EXERCISE DIRECTIONS: Search the data below for the string "kind". Extract every line that contains it.

MATERIAL FOR THIS TASK:
<<<<

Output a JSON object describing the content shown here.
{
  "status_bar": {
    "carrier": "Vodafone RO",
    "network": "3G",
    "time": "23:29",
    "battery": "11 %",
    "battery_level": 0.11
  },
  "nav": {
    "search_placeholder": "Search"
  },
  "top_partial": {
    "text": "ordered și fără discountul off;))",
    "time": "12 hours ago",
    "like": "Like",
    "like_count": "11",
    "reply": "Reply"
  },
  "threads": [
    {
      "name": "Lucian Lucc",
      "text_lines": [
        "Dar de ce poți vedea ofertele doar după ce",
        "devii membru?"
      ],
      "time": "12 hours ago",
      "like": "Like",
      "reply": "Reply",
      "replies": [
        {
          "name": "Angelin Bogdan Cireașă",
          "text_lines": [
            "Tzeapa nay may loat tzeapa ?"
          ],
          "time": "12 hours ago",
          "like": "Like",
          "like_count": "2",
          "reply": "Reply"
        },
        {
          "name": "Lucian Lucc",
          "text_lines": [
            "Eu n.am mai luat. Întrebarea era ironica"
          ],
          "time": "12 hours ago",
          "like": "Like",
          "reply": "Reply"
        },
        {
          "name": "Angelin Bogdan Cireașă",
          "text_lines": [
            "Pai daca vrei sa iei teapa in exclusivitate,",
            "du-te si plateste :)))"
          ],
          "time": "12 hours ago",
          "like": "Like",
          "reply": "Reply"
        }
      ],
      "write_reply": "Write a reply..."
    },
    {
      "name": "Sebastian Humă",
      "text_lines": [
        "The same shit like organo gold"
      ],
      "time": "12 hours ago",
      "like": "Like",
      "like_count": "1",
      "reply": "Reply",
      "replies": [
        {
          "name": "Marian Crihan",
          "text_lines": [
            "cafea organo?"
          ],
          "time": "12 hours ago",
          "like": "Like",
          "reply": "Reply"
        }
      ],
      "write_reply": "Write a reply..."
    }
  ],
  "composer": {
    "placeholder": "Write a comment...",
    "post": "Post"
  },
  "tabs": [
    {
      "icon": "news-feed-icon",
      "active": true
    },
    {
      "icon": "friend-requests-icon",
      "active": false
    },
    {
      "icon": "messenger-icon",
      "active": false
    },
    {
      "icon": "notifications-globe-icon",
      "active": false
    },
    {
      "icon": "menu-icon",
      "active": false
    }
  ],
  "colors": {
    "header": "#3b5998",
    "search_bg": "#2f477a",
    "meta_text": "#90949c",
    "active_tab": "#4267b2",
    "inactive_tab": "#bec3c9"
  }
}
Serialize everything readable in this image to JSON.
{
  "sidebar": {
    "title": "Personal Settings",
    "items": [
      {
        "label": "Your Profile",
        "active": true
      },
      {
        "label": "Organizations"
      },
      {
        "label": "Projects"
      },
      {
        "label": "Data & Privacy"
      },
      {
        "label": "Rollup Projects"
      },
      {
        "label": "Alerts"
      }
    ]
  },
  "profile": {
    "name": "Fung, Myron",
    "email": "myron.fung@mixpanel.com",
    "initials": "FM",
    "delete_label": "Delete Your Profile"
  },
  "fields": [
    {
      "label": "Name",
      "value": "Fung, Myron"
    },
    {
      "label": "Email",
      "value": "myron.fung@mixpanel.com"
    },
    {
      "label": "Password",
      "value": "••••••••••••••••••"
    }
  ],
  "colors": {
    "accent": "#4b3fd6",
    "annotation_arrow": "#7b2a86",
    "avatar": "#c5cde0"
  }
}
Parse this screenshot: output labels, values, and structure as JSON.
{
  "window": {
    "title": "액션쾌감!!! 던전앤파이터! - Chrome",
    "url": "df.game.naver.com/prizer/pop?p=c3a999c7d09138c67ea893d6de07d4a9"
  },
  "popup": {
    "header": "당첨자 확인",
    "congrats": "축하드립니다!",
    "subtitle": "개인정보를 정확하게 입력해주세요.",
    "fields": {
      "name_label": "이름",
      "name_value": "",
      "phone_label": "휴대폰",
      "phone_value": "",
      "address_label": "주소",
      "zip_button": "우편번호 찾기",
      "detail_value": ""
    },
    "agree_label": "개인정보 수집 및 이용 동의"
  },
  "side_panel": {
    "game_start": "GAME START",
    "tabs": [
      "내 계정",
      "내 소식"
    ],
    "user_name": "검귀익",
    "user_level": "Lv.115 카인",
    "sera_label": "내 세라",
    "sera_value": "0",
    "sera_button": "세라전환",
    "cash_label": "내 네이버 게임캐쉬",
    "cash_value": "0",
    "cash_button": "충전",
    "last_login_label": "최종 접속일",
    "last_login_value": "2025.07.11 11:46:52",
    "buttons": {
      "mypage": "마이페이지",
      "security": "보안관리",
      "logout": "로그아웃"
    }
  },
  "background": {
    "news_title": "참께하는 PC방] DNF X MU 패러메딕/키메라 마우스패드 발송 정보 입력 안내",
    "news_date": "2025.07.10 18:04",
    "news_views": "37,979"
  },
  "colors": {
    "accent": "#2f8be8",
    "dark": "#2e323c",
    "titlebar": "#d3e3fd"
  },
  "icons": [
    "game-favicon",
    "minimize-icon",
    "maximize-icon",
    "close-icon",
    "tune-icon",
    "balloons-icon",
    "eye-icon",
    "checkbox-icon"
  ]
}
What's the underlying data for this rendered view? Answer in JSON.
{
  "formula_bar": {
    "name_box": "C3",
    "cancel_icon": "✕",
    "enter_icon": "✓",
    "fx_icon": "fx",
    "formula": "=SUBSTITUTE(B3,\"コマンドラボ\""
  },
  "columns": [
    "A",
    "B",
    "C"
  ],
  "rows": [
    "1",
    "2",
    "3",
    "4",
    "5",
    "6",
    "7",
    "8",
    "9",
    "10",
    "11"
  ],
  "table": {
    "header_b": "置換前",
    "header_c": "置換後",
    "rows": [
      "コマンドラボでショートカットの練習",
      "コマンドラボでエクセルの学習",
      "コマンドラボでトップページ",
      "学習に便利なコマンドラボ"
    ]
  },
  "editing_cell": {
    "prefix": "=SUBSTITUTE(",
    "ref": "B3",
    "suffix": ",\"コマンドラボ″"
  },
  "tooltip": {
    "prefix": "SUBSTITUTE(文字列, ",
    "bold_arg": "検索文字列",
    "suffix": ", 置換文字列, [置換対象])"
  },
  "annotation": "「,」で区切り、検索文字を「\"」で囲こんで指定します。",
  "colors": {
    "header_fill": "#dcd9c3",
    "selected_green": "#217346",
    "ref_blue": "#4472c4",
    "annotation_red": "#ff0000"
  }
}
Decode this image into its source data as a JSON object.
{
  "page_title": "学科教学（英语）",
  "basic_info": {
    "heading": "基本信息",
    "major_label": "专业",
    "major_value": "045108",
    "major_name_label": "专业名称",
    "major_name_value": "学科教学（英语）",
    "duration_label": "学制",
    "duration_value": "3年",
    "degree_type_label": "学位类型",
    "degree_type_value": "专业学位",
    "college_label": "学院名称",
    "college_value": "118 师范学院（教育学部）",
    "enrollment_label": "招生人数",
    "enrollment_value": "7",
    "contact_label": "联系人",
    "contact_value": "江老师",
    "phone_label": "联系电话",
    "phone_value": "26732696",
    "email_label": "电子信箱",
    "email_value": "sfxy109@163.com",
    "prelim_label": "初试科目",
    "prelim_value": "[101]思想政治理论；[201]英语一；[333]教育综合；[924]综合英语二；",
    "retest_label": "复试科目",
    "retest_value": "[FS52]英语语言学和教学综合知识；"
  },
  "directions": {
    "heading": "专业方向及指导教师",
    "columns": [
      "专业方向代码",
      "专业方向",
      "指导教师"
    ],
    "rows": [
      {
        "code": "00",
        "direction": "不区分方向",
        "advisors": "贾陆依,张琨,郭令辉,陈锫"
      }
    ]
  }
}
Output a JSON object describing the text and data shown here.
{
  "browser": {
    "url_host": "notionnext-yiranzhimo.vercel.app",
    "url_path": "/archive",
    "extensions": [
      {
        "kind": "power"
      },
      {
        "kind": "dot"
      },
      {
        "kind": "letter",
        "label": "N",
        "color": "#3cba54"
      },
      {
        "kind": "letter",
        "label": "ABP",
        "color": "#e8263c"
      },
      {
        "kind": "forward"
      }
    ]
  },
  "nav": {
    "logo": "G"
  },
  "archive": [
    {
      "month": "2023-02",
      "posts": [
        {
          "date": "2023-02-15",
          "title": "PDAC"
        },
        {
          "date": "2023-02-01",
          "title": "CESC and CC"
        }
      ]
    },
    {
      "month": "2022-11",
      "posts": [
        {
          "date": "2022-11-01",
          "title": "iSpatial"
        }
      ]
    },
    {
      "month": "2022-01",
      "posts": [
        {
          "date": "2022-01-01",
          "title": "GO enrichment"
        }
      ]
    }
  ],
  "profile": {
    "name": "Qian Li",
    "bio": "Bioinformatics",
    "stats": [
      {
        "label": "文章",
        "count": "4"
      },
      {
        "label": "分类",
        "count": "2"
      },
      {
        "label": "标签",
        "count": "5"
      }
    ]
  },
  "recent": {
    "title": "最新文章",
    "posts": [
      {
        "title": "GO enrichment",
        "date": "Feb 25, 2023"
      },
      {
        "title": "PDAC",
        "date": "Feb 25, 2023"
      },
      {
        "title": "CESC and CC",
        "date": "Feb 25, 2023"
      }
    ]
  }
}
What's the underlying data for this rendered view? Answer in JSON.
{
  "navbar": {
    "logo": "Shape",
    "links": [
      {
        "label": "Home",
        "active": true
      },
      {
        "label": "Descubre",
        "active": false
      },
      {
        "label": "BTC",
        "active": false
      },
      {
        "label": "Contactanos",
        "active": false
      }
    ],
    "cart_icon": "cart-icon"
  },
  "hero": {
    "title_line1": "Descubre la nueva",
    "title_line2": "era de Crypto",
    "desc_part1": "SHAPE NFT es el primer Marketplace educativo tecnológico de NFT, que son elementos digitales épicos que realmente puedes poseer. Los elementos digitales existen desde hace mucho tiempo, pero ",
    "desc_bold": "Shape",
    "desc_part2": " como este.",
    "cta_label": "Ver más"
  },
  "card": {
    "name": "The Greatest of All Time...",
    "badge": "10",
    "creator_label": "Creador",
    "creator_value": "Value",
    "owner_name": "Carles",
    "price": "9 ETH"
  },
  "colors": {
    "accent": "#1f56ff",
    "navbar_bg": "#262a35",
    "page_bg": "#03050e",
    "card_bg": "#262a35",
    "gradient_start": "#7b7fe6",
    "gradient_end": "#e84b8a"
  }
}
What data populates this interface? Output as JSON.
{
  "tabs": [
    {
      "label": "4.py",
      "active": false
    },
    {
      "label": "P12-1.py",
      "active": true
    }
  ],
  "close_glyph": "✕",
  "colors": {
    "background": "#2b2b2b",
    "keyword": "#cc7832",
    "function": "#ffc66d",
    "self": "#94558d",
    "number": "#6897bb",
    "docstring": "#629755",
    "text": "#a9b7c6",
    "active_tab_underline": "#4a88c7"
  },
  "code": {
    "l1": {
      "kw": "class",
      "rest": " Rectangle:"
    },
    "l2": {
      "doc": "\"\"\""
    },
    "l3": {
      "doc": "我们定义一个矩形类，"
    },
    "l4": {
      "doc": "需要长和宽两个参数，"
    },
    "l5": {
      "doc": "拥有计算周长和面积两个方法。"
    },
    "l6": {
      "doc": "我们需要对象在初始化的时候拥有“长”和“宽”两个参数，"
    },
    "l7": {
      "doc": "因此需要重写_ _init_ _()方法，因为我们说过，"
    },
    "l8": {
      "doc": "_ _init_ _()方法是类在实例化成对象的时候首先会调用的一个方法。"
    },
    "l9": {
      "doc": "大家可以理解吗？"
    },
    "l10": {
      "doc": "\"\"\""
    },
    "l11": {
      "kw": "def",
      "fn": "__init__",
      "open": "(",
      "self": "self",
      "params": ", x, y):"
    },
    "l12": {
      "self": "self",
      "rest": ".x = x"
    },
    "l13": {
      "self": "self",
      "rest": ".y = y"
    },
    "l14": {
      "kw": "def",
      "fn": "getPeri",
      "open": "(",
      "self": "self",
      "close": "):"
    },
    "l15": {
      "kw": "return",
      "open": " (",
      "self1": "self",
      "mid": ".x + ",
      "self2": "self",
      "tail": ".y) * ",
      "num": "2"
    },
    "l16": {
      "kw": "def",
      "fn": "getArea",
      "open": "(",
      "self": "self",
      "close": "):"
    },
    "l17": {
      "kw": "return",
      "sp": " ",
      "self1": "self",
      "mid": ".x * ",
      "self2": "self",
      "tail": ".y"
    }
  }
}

>>>>

REPLY:
        "kind": "power"
        "kind": "dot"
        "kind": "letter",
        "kind": "letter",
        "kind": "forward"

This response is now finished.